Written instruction — Please state how many lines in the records contain the string "text", with no words besides the number.

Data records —
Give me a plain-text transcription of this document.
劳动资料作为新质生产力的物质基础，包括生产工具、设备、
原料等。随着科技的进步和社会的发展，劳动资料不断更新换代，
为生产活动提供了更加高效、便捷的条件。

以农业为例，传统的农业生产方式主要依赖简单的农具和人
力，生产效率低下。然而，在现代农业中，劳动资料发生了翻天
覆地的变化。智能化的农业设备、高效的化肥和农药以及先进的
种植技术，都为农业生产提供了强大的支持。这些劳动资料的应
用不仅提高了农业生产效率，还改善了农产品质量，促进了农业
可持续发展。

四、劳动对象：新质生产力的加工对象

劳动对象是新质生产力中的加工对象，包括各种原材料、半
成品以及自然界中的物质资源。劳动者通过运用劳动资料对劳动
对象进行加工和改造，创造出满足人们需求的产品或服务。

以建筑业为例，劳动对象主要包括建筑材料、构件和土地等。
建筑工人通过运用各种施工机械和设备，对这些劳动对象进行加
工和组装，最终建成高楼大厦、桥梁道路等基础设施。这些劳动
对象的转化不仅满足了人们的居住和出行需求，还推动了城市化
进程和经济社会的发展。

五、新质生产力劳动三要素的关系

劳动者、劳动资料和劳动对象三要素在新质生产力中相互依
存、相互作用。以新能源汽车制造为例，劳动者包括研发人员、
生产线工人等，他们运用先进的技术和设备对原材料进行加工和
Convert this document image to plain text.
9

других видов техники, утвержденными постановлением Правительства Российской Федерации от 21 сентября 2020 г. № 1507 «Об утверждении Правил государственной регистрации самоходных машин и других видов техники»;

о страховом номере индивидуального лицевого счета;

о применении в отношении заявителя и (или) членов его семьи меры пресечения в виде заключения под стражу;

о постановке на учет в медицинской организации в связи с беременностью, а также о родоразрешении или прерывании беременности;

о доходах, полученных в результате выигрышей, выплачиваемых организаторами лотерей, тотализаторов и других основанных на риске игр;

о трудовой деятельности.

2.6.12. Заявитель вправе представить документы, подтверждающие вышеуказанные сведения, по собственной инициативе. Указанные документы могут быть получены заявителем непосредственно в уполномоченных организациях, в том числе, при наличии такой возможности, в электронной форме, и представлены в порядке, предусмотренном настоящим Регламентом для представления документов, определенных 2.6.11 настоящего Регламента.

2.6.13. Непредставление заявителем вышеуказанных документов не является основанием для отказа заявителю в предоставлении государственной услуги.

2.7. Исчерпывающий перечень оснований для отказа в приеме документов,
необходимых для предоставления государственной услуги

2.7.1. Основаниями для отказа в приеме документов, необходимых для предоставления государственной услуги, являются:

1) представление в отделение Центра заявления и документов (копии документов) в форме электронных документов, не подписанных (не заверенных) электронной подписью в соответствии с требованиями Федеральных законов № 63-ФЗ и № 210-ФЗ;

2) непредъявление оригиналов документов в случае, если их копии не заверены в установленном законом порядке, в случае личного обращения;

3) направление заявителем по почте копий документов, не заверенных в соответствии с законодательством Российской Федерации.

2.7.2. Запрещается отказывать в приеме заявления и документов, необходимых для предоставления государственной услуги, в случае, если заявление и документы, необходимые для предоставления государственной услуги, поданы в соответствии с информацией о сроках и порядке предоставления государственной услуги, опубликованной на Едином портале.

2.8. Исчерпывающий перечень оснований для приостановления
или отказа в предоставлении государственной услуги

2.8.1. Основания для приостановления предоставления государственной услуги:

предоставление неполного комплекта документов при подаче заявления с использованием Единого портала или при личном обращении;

Solution to this problem — 2